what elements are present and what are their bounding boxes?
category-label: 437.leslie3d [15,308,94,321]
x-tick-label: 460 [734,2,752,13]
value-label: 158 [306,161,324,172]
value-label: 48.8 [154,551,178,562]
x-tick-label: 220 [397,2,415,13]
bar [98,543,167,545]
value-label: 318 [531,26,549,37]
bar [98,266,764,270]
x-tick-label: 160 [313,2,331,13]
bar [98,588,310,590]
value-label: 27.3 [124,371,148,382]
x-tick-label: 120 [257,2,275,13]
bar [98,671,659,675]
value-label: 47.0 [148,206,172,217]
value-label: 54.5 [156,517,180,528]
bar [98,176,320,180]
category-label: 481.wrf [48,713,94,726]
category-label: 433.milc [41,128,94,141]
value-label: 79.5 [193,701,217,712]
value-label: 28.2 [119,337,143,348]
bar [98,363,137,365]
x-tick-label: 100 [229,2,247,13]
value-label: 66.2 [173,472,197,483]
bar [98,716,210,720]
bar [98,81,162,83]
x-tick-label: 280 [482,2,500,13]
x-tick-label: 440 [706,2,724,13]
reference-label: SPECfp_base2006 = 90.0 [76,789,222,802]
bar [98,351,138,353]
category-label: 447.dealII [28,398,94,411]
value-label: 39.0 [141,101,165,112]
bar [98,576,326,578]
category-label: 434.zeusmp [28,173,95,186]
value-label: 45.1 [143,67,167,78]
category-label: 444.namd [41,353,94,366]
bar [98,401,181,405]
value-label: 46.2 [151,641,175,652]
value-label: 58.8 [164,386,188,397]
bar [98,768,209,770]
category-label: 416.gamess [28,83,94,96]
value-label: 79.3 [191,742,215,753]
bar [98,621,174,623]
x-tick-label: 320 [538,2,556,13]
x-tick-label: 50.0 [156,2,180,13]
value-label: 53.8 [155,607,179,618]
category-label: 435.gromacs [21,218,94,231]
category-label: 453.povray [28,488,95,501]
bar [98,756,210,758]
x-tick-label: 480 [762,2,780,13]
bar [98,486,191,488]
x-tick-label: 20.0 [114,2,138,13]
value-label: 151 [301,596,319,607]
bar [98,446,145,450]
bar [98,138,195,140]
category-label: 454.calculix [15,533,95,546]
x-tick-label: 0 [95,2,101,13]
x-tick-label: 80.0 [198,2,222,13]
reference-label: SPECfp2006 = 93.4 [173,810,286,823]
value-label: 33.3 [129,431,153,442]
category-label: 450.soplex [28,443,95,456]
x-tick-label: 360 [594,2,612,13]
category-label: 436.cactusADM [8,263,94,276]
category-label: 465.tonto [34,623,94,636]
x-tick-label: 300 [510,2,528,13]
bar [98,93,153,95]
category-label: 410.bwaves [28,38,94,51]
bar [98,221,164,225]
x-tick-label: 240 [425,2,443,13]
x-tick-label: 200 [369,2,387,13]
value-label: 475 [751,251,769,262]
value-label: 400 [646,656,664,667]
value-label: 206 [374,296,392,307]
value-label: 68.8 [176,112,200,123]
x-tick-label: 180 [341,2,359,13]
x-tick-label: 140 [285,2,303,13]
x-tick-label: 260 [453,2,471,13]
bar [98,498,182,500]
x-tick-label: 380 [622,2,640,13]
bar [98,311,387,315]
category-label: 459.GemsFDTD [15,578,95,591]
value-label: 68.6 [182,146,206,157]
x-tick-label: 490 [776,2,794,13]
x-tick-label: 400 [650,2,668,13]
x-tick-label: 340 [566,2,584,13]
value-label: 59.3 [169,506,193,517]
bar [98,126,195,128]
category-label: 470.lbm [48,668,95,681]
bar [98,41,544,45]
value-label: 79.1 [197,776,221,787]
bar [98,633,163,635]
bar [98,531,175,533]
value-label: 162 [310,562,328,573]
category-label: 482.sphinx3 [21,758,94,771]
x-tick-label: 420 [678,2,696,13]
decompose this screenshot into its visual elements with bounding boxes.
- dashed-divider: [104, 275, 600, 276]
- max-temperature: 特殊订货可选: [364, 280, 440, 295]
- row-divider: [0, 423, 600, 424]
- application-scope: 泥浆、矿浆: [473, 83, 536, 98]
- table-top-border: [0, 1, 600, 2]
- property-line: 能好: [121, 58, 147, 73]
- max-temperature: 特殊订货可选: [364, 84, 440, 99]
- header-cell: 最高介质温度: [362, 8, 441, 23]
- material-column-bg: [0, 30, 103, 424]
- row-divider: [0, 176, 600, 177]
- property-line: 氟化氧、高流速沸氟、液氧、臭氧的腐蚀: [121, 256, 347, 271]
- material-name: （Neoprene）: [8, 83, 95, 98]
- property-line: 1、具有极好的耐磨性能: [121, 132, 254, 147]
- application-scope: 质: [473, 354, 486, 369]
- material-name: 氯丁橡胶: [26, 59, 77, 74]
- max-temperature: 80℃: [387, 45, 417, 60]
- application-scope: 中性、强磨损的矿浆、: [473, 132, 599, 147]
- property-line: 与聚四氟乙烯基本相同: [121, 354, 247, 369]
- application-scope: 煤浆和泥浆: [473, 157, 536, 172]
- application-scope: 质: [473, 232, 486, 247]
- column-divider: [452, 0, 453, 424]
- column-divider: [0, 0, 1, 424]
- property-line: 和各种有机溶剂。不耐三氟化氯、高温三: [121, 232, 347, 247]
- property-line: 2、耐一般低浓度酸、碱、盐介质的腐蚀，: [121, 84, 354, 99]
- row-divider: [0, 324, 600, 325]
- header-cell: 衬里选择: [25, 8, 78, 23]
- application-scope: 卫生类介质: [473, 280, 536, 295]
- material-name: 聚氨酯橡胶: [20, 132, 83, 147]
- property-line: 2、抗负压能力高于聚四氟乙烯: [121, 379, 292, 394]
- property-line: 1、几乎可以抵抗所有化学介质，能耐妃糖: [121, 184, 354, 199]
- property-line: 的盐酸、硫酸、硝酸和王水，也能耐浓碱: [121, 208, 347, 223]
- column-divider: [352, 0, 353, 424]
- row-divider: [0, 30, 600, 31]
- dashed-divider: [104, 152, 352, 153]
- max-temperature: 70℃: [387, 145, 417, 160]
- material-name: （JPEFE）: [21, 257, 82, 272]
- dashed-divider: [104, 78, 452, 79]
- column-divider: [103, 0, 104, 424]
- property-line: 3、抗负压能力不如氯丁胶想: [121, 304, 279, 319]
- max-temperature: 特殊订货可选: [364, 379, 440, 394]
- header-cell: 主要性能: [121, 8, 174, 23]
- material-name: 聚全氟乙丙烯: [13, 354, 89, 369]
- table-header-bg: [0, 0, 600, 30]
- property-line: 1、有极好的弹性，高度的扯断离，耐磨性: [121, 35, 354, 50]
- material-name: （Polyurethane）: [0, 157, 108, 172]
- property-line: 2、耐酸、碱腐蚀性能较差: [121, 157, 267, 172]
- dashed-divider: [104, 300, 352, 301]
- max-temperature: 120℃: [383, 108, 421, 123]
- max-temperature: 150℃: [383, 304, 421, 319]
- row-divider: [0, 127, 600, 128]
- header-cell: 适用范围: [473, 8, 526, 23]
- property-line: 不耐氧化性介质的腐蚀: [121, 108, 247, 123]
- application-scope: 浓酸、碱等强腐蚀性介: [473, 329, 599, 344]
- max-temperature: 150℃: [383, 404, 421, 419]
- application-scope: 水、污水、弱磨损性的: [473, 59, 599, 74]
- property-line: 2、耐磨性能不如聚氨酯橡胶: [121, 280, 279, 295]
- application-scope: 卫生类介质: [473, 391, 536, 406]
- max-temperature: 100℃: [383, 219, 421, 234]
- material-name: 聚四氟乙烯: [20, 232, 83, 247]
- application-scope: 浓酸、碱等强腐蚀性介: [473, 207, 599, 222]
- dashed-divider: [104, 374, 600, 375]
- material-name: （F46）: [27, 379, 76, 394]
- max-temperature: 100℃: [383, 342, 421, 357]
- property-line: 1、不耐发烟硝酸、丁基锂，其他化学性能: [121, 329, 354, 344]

• • •

## Task requirements
Please copy the data above without any change, from its first line through the line containing "value-label: 47.0 [148,206,172,217]", both included. Give only those lines.

## Worked solution
what elements are present and what are their bounding boxes?
category-label: 437.leslie3d [15,308,94,321]
x-tick-label: 460 [734,2,752,13]
value-label: 158 [306,161,324,172]
value-label: 48.8 [154,551,178,562]
x-tick-label: 220 [397,2,415,13]
bar [98,543,167,545]
value-label: 318 [531,26,549,37]
bar [98,266,764,270]
x-tick-label: 160 [313,2,331,13]
bar [98,588,310,590]
value-label: 27.3 [124,371,148,382]
x-tick-label: 120 [257,2,275,13]
bar [98,671,659,675]
value-label: 47.0 [148,206,172,217]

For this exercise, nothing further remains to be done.